Task:
The data must be returned in full, with no character altered.

Records for this exercise:

::::::::

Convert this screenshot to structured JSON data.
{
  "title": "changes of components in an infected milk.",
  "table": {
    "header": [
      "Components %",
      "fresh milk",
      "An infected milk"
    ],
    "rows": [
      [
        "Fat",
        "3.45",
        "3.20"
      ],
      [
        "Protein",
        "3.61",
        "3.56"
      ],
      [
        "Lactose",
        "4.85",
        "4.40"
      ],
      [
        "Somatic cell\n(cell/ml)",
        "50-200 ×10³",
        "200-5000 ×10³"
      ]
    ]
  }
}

::::::::

Answer space:
Convert this screenshot to structured JSON data.
{
  "title": "changes of components in an infected milk.",
  "table": {
    "header": [
      "Components %",
      "fresh milk",
      "An infected milk"
    ],
    "rows": [
      [
        "Fat",
        "3.45",
        "3.20"
      ],
      [
        "Protein",
        "3.61",
        "3.56"
      ],
      [
        "Lactose",
        "4.85",
        "4.40"
      ],
      [
        "Somatic cell\n(cell/ml)",
        "50-200 ×10³",
        "200-5000 ×10³"
      ]
    ]
  }
}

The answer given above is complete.